## BEGIN DATA EXTRACT

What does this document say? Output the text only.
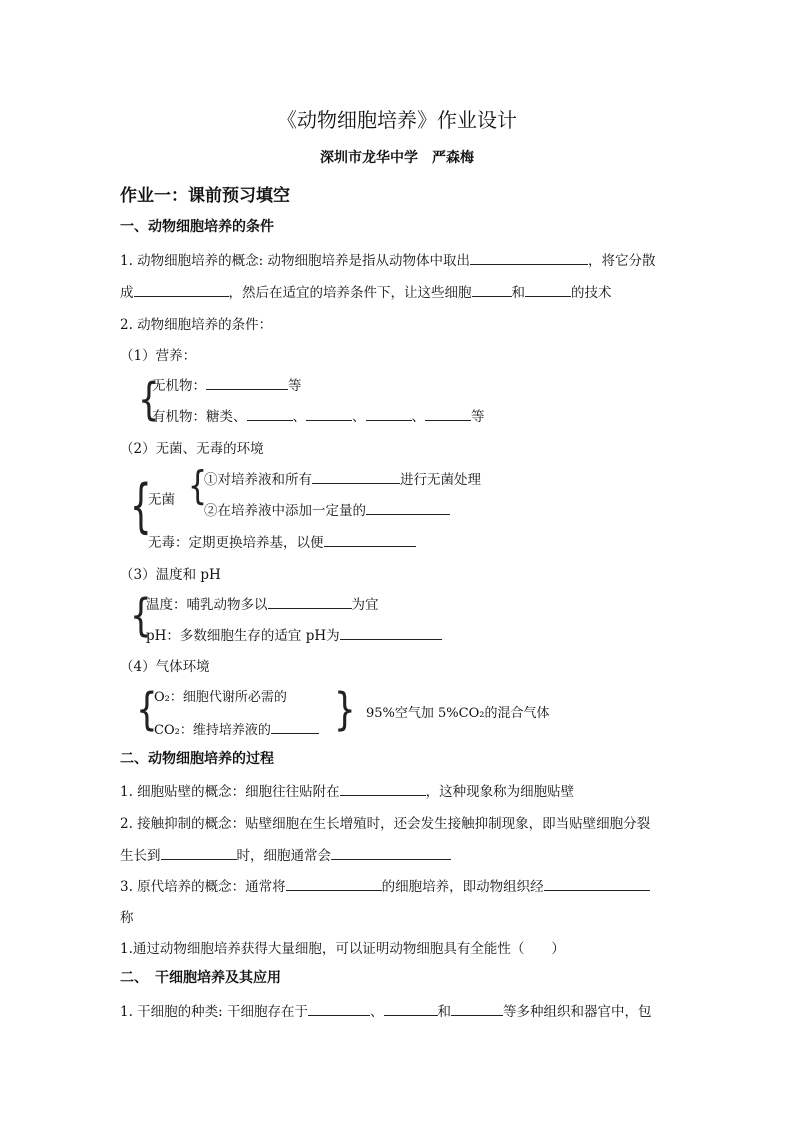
《动物细胞培养》作业设计
深圳市龙华中学　严森梅
作业一：课前预习填空
一、动物细胞培养的条件
1. 动物细胞培养的概念: 动物细胞培养是指从动物体中取出	，将它分散
成	，然后在适宜的培养条件下，让这些细胞	和	的技术
2. 动物细胞培养的条件：
（1）营养：
{
无机物：	等
有机物：糖类、	、	、	、	等
（2）无菌、无毒的环境
{
无菌 {
①对培养液和所有	进行无菌处理
②在培养液中添加一定量的
无毒：定期更换培养基，以便
（3）温度和 pH
{
温度：哺乳动物多以	为宜
pH：多数细胞生存的适宜 pH为
（4）气体环境
{
O₂：细胞代谢所必需的
CO₂：维持培养液的	{ 95%空气加 5%CO₂的混合气体
二、动物细胞培养的过程
1. 细胞贴壁的概念：细胞往往贴附在	，这种现象称为细胞贴壁
2. 接触抑制的概念：贴壁细胞在生长增殖时，还会发生接触抑制现象，即当贴壁细胞分裂
生长到	时，细胞通常会
3. 原代培养的概念：通常将	的细胞培养，即动物组织经
称
1.通过动物细胞培养获得大量细胞，可以证明动物细胞具有全能性（　　）
二、　干细胞培养及其应用
1. 干细胞的种类: 干细胞存在于	、	和	等多种组织和器官中，包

## END DATA EXTRACT

§ EXERCISE INSTRUCTIONS: Reproduce every line precisely as given, omitting all pictures.

§ FINAL RESULT:
What does this document say? Output the text only.
《动物细胞培养》作业设计
深圳市龙华中学　严森梅
作业一：课前预习填空
一、动物细胞培养的条件
1. 动物细胞培养的概念: 动物细胞培养是指从动物体中取出	，将它分散
成	，然后在适宜的培养条件下，让这些细胞	和	的技术
2. 动物细胞培养的条件：
（1）营养：
{
无机物：	等
有机物：糖类、	、	、	、	等
（2）无菌、无毒的环境
{
无菌 {
①对培养液和所有	进行无菌处理
②在培养液中添加一定量的
无毒：定期更换培养基，以便
（3）温度和 pH
{
温度：哺乳动物多以	为宜
pH：多数细胞生存的适宜 pH为
（4）气体环境
{
O₂：细胞代谢所必需的
CO₂：维持培养液的	{ 95%空气加 5%CO₂的混合气体
二、动物细胞培养的过程
1. 细胞贴壁的概念：细胞往往贴附在	，这种现象称为细胞贴壁
2. 接触抑制的概念：贴壁细胞在生长增殖时，还会发生接触抑制现象，即当贴壁细胞分裂
生长到	时，细胞通常会
3. 原代培养的概念：通常将	的细胞培养，即动物组织经
称
1.通过动物细胞培养获得大量细胞，可以证明动物细胞具有全能性（　　）
二、　干细胞培养及其应用
1. 干细胞的种类: 干细胞存在于	、	和	等多种组织和器官中，包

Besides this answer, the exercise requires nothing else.